» **WORK REQUIRED**: All of the data below should be written out exactly.

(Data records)
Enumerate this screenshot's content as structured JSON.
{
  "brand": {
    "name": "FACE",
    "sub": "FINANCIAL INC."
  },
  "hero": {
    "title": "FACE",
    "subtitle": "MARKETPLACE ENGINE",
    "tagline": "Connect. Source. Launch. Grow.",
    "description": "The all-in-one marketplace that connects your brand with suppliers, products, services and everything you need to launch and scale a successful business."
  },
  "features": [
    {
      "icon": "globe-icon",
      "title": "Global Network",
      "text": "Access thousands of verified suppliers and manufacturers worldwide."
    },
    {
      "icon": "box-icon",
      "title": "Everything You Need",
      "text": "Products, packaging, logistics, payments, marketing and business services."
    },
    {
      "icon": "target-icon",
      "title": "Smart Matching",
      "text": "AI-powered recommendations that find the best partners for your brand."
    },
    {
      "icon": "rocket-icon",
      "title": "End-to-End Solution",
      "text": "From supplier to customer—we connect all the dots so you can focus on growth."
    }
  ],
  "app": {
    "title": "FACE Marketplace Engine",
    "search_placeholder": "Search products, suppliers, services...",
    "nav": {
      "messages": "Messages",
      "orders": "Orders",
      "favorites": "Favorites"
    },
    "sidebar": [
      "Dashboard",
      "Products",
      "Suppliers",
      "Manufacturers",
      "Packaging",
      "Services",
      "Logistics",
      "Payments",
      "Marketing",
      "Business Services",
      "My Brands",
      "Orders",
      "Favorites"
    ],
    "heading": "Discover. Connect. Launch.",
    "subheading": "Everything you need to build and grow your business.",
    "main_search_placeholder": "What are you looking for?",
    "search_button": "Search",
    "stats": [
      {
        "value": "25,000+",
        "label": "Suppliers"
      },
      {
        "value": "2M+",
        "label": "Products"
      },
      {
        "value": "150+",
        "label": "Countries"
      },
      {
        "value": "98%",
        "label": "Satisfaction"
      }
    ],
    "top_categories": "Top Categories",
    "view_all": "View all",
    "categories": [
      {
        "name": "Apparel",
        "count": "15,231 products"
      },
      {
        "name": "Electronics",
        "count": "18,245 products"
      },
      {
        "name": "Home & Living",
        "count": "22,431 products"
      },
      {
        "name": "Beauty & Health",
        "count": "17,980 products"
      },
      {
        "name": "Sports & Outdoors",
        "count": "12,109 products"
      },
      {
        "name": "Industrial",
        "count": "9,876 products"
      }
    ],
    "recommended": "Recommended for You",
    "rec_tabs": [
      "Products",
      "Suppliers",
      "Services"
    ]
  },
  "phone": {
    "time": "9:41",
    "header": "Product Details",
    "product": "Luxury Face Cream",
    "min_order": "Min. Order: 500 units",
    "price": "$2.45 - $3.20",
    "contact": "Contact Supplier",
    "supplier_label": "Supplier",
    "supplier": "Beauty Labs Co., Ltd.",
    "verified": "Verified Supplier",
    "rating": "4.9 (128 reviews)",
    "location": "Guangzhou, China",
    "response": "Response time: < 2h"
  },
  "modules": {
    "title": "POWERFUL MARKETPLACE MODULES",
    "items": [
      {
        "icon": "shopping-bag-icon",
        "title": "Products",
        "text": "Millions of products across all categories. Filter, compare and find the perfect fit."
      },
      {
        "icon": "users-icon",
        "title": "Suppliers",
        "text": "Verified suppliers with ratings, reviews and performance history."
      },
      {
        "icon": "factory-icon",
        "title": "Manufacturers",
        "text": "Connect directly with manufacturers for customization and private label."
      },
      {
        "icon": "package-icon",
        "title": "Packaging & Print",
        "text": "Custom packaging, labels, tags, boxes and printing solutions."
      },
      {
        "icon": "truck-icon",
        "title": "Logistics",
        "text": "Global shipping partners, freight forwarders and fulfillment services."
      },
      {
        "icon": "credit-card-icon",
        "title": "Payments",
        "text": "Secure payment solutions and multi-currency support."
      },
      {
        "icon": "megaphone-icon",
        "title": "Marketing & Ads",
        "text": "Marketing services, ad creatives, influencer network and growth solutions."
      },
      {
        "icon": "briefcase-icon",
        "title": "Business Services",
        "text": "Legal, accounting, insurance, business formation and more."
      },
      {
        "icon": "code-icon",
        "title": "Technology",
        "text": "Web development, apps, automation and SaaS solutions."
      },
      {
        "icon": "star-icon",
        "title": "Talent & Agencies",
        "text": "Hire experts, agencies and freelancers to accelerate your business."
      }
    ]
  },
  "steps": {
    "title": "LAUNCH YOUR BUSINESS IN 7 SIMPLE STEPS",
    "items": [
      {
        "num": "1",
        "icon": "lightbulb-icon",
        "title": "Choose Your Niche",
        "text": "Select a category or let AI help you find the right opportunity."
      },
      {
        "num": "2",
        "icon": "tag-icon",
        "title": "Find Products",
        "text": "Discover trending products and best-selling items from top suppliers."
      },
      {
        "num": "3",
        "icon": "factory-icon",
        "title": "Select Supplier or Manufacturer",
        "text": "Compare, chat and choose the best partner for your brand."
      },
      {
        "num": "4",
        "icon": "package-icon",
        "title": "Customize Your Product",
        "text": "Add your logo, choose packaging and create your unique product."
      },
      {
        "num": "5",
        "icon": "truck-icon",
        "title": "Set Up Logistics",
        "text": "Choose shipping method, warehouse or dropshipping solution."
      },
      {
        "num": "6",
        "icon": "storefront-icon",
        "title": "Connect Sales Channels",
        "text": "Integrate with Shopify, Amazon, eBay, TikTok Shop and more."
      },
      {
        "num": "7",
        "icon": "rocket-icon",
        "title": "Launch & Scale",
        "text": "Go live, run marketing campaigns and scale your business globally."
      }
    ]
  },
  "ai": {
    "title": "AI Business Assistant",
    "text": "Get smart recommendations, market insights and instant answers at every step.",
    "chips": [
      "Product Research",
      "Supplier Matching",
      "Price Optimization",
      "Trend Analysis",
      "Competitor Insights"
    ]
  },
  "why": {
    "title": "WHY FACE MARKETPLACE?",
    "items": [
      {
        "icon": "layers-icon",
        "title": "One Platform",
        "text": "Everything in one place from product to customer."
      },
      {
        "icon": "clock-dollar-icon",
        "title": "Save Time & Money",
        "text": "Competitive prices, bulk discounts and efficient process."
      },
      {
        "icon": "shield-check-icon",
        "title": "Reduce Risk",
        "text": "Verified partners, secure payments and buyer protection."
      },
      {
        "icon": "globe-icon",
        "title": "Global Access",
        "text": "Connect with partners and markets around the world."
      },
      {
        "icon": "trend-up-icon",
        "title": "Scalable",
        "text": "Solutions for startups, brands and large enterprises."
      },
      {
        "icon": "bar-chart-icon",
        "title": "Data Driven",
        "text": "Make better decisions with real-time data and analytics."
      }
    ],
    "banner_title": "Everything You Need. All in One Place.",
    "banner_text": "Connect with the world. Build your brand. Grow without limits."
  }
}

» **ANSWER TO THIS EXERCISE**:
Enumerate this screenshot's content as structured JSON.
{
  "brand": {
    "name": "FACE",
    "sub": "FINANCIAL INC."
  },
  "hero": {
    "title": "FACE",
    "subtitle": "MARKETPLACE ENGINE",
    "tagline": "Connect. Source. Launch. Grow.",
    "description": "The all-in-one marketplace that connects your brand with suppliers, products, services and everything you need to launch and scale a successful business."
  },
  "features": [
    {
      "icon": "globe-icon",
      "title": "Global Network",
      "text": "Access thousands of verified suppliers and manufacturers worldwide."
    },
    {
      "icon": "box-icon",
      "title": "Everything You Need",
      "text": "Products, packaging, logistics, payments, marketing and business services."
    },
    {
      "icon": "target-icon",
      "title": "Smart Matching",
      "text": "AI-powered recommendations that find the best partners for your brand."
    },
    {
      "icon": "rocket-icon",
      "title": "End-to-End Solution",
      "text": "From supplier to customer—we connect all the dots so you can focus on growth."
    }
  ],
  "app": {
    "title": "FACE Marketplace Engine",
    "search_placeholder": "Search products, suppliers, services...",
    "nav": {
      "messages": "Messages",
      "orders": "Orders",
      "favorites": "Favorites"
    },
    "sidebar": [
      "Dashboard",
      "Products",
      "Suppliers",
      "Manufacturers",
      "Packaging",
      "Services",
      "Logistics",
      "Payments",
      "Marketing",
      "Business Services",
      "My Brands",
      "Orders",
      "Favorites"
    ],
    "heading": "Discover. Connect. Launch.",
    "subheading": "Everything you need to build and grow your business.",
    "main_search_placeholder": "What are you looking for?",
    "search_button": "Search",
    "stats": [
      {
        "value": "25,000+",
        "label": "Suppliers"
      },
      {
        "value": "2M+",
        "label": "Products"
      },
      {
        "value": "150+",
        "label": "Countries"
      },
      {
        "value": "98%",
        "label": "Satisfaction"
      }
    ],
    "top_categories": "Top Categories",
    "view_all": "View all",
    "categories": [
      {
        "name": "Apparel",
        "count": "15,231 products"
      },
      {
        "name": "Electronics",
        "count": "18,245 products"
      },
      {
        "name": "Home & Living",
        "count": "22,431 products"
      },
      {
        "name": "Beauty & Health",
        "count": "17,980 products"
      },
      {
        "name": "Sports & Outdoors",
        "count": "12,109 products"
      },
      {
        "name": "Industrial",
        "count": "9,876 products"
      }
    ],
    "recommended": "Recommended for You",
    "rec_tabs": [
      "Products",
      "Suppliers",
      "Services"
    ]
  },
  "phone": {
    "time": "9:41",
    "header": "Product Details",
    "product": "Luxury Face Cream",
    "min_order": "Min. Order: 500 units",
    "price": "$2.45 - $3.20",
    "contact": "Contact Supplier",
    "supplier_label": "Supplier",
    "supplier": "Beauty Labs Co., Ltd.",
    "verified": "Verified Supplier",
    "rating": "4.9 (128 reviews)",
    "location": "Guangzhou, China",
    "response": "Response time: < 2h"
  },
  "modules": {
    "title": "POWERFUL MARKETPLACE MODULES",
    "items": [
      {
        "icon": "shopping-bag-icon",
        "title": "Products",
        "text": "Millions of products across all categories. Filter, compare and find the perfect fit."
      },
      {
        "icon": "users-icon",
        "title": "Suppliers",
        "text": "Verified suppliers with ratings, reviews and performance history."
      },
      {
        "icon": "factory-icon",
        "title": "Manufacturers",
        "text": "Connect directly with manufacturers for customization and private label."
      },
      {
        "icon": "package-icon",
        "title": "Packaging & Print",
        "text": "Custom packaging, labels, tags, boxes and printing solutions."
      },
      {
        "icon": "truck-icon",
        "title": "Logistics",
        "text": "Global shipping partners, freight forwarders and fulfillment services."
      },
      {
        "icon": "credit-card-icon",
        "title": "Payments",
        "text": "Secure payment solutions and multi-currency support."
      },
      {
        "icon": "megaphone-icon",
        "title": "Marketing & Ads",
        "text": "Marketing services, ad creatives, influencer network and growth solutions."
      },
      {
        "icon": "briefcase-icon",
        "title": "Business Services",
        "text": "Legal, accounting, insurance, business formation and more."
      },
      {
        "icon": "code-icon",
        "title": "Technology",
        "text": "Web development, apps, automation and SaaS solutions."
      },
      {
        "icon": "star-icon",
        "title": "Talent & Agencies",
        "text": "Hire experts, agencies and freelancers to accelerate your business."
      }
    ]
  },
  "steps": {
    "title": "LAUNCH YOUR BUSINESS IN 7 SIMPLE STEPS",
    "items": [
      {
        "num": "1",
        "icon": "lightbulb-icon",
        "title": "Choose Your Niche",
        "text": "Select a category or let AI help you find the right opportunity."
      },
      {
        "num": "2",
        "icon": "tag-icon",
        "title": "Find Products",
        "text": "Discover trending products and best-selling items from top suppliers."
      },
      {
        "num": "3",
        "icon": "factory-icon",
        "title": "Select Supplier or Manufacturer",
        "text": "Compare, chat and choose the best partner for your brand."
      },
      {
        "num": "4",
        "icon": "package-icon",
        "title": "Customize Your Product",
        "text": "Add your logo, choose packaging and create your unique product."
      },
      {
        "num": "5",
        "icon": "truck-icon",
        "title": "Set Up Logistics",
        "text": "Choose shipping method, warehouse or dropshipping solution."
      },
      {
        "num": "6",
        "icon": "storefront-icon",
        "title": "Connect Sales Channels",
        "text": "Integrate with Shopify, Amazon, eBay, TikTok Shop and more."
      },
      {
        "num": "7",
        "icon": "rocket-icon",
        "title": "Launch & Scale",
        "text": "Go live, run marketing campaigns and scale your business globally."
      }
    ]
  },
  "ai": {
    "title": "AI Business Assistant",
    "text": "Get smart recommendations, market insights and instant answers at every step.",
    "chips": [
      "Product Research",
      "Supplier Matching",
      "Price Optimization",
      "Trend Analysis",
      "Competitor Insights"
    ]
  },
  "why": {
    "title": "WHY FACE MARKETPLACE?",
    "items": [
      {
        "icon": "layers-icon",
        "title": "One Platform",
        "text": "Everything in one place from product to customer."
      },
      {
        "icon": "clock-dollar-icon",
        "title": "Save Time & Money",
        "text": "Competitive prices, bulk discounts and efficient process."
      },
      {
        "icon": "shield-check-icon",
        "title": "Reduce Risk",
        "text": "Verified partners, secure payments and buyer protection."
      },
      {
        "icon": "globe-icon",
        "title": "Global Access",
        "text": "Connect with partners and markets around the world."
      },
      {
        "icon": "trend-up-icon",
        "title": "Scalable",
        "text": "Solutions for startups, brands and large enterprises."
      },
      {
        "icon": "bar-chart-icon",
        "title": "Data Driven",
        "text": "Make better decisions with real-time data and analytics."
      }
    ],
    "banner_title": "Everything You Need. All in One Place.",
    "banner_text": "Connect with the world. Build your brand. Grow without limits."
  }
}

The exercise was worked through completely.